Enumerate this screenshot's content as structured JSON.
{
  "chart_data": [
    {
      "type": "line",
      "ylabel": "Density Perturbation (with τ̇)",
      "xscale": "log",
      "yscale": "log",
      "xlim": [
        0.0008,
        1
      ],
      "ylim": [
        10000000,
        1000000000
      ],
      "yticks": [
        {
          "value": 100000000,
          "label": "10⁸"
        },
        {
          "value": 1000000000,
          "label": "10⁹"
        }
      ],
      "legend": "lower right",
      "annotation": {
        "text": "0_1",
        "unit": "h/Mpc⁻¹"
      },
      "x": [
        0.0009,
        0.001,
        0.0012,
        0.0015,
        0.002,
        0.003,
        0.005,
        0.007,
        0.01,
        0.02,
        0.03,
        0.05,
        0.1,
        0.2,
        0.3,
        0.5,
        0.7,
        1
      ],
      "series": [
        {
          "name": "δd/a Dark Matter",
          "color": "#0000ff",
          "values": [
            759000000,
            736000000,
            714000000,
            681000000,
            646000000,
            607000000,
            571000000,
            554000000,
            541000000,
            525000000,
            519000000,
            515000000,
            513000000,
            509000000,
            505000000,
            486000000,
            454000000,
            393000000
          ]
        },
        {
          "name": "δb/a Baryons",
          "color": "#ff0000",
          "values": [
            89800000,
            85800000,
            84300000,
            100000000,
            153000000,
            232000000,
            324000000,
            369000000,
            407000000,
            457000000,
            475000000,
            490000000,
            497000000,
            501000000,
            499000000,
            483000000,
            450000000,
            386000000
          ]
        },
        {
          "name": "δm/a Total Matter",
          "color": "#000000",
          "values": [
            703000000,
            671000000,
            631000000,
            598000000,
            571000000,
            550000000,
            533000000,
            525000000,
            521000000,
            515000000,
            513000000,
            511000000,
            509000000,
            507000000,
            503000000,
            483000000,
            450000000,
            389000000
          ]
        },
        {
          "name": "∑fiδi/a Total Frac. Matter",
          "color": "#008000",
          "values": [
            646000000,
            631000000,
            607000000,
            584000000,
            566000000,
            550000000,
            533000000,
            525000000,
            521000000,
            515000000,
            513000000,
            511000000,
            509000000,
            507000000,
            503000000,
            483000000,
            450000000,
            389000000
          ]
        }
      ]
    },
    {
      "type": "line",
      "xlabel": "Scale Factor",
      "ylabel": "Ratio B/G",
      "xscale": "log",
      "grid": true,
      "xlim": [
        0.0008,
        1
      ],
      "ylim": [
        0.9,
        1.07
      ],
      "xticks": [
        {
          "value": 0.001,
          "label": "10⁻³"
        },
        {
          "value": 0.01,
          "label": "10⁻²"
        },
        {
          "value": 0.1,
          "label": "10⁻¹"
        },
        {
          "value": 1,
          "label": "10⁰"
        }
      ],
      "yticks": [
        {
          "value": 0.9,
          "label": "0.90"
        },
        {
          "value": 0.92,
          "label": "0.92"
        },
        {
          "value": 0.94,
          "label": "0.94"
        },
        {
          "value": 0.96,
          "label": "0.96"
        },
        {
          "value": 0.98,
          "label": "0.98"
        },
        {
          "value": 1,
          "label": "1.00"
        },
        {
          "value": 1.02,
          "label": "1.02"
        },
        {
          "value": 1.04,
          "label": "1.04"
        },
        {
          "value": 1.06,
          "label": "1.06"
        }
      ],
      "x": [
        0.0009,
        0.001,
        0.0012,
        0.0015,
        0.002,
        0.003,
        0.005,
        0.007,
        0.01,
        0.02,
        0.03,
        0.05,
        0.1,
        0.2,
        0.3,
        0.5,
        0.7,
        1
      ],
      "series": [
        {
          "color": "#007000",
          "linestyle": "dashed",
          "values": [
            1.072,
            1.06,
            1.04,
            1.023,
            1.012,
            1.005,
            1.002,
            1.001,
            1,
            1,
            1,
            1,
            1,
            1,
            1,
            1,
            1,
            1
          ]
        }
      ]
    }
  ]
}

▶ The task
Scan the material for lines with the word "color", and copy each line you find.

▶ Solution to this problem
          "color": "#0000ff",
          "color": "#ff0000",
          "color": "#000000",
          "color": "#008000",
          "color": "#007000",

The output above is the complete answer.